WORK TO DO: Render everything from the start of the listing down to and including the line containing "The first flexible" as a JSON list of strings, one string per line, leaving out blank lines.
◆ ◆ ◆ ◆ ◆
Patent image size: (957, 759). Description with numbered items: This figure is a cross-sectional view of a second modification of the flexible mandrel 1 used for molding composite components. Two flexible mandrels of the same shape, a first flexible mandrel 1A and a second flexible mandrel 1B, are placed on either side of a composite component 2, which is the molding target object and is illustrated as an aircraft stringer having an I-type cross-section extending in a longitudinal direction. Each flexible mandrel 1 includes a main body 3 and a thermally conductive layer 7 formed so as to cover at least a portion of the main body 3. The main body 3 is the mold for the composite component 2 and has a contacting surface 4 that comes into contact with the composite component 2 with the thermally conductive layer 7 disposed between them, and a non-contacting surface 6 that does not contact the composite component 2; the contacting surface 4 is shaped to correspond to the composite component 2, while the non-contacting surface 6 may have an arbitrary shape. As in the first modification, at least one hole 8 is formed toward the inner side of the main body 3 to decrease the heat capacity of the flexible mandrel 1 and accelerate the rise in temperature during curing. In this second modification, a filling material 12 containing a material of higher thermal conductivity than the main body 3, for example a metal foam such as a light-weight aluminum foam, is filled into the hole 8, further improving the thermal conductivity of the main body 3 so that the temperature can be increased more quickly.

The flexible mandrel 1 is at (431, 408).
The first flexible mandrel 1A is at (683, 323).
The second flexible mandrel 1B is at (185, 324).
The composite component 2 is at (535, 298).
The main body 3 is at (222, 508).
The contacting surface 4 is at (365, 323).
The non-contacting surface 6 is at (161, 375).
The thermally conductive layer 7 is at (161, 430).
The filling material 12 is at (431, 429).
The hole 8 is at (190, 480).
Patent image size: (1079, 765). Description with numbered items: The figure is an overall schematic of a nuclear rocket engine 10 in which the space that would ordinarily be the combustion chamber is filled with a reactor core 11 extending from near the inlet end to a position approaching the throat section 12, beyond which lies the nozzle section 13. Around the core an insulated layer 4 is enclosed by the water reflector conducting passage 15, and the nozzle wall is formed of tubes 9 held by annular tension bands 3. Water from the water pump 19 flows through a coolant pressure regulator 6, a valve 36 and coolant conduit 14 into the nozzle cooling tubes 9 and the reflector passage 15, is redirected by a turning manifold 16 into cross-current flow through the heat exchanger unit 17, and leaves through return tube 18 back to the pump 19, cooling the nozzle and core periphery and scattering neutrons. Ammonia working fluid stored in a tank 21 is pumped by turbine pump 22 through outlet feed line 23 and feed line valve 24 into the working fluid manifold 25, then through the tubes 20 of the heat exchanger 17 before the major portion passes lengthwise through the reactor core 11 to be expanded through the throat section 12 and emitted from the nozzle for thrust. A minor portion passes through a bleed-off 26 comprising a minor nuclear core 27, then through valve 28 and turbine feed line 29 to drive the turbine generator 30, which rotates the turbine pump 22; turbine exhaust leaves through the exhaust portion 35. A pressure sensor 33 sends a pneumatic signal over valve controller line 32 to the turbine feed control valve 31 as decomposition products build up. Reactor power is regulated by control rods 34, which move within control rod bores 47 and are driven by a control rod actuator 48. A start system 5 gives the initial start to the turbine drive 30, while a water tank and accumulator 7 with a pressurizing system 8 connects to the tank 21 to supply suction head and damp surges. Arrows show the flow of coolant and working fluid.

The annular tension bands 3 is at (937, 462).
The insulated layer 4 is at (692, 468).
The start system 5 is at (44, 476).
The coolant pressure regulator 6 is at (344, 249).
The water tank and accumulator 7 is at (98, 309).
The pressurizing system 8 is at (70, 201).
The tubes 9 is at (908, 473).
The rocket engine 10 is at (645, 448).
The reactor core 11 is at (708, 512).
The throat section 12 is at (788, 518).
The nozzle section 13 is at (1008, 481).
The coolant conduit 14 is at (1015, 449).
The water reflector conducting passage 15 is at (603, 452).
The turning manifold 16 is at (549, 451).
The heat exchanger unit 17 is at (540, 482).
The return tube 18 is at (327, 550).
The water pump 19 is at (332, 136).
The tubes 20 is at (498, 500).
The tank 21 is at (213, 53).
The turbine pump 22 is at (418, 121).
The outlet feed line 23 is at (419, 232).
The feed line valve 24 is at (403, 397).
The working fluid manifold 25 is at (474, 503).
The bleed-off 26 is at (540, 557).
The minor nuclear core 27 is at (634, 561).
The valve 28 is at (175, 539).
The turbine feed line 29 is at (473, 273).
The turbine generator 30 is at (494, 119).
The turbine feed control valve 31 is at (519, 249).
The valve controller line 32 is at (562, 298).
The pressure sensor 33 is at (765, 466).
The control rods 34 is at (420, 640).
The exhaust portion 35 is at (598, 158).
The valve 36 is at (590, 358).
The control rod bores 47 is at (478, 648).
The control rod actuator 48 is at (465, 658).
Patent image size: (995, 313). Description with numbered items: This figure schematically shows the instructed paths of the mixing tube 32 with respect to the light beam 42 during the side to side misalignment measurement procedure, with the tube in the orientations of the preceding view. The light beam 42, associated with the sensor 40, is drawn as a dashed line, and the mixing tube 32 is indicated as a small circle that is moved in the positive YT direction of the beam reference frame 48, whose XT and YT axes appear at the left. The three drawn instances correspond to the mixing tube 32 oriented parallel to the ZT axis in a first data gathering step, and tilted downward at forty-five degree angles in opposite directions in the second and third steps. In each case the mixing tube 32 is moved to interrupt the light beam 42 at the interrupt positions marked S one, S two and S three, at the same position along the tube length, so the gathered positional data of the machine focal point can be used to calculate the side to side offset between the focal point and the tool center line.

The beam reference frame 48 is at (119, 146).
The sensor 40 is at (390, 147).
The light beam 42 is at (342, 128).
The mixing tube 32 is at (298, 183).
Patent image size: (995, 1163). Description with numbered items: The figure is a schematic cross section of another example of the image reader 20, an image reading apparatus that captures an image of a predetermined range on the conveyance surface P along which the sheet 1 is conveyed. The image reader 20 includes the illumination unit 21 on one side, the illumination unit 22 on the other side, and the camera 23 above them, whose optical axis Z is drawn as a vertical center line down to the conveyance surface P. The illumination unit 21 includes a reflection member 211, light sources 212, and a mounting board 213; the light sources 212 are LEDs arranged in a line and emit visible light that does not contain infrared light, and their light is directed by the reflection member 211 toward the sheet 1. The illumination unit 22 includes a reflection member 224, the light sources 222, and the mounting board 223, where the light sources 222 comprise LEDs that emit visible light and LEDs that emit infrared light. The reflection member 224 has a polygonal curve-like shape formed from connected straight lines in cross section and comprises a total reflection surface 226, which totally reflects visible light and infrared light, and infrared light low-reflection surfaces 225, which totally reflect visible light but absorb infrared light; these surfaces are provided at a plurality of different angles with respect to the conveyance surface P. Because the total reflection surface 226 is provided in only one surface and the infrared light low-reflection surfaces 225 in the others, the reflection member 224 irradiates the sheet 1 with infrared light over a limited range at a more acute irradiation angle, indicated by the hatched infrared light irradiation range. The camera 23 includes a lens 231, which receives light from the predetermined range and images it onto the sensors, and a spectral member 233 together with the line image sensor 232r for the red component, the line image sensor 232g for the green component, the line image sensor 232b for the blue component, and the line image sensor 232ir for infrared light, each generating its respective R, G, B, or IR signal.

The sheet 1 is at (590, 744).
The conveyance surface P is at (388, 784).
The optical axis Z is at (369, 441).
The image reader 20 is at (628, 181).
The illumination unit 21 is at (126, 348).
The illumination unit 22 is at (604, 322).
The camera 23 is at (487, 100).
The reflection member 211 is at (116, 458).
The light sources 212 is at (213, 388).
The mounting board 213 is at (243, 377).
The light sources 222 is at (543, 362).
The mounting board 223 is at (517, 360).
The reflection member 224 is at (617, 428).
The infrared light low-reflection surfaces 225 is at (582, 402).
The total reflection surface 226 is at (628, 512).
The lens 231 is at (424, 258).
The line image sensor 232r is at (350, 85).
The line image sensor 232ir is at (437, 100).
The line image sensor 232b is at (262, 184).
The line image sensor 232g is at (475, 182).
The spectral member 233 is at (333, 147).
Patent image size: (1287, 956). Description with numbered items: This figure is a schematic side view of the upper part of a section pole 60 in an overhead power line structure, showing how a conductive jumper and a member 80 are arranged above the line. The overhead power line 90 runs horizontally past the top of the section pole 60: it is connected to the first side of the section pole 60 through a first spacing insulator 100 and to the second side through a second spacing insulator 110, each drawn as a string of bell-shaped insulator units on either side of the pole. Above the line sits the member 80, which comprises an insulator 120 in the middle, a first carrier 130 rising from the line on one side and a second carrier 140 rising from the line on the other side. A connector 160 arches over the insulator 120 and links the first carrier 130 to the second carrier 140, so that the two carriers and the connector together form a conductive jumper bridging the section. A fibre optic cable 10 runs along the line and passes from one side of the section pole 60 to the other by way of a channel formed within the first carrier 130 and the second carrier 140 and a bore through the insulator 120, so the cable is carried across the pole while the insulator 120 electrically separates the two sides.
◆ ◆ ◆ ◆ ◆
ANSWER:
[
  "Patent image size: (957, 759). Description with numbered items: This figure is a cross-sectional view of a second modification of the flexible mandrel 1 used for molding composite components. Two flexible mandrels of the same shape, a first flexible mandrel 1A and a second flexible mandrel 1B, are placed on either side of a composite component 2, which is the molding target object and is illustrated as an aircraft stringer having an I-type cross-section extending in a longitudinal direction. Each flexible mandrel 1 includes a main body 3 and a thermally conductive layer 7 formed so as to cover at least a portion of the main body 3. The main body 3 is the mold for the composite component 2 and has a contacting surface 4 that comes into contact with the composite component 2 with the thermally conductive layer 7 disposed between them, and a non-contacting surface 6 that does not contact the composite component 2; the contacting surface 4 is shaped to correspond to the composite component 2, while the non-contacting surface 6 may have an arbitrary shape. As in the first modification, at least one hole 8 is formed toward the inner side of the main body 3 to decrease the heat capacity of the flexible mandrel 1 and accelerate the rise in temperature during curing. In this second modification, a filling material 12 containing a material of higher thermal conductivity than the main body 3, for example a metal foam such as a light-weight aluminum foam, is filled into the hole 8, further improving the thermal conductivity of the main body 3 so that the temperature can be increased more quickly.",
  "The flexible mandrel 1 is at (431, 408).",
  "The first flexible mandrel 1A is at (683, 323)."
]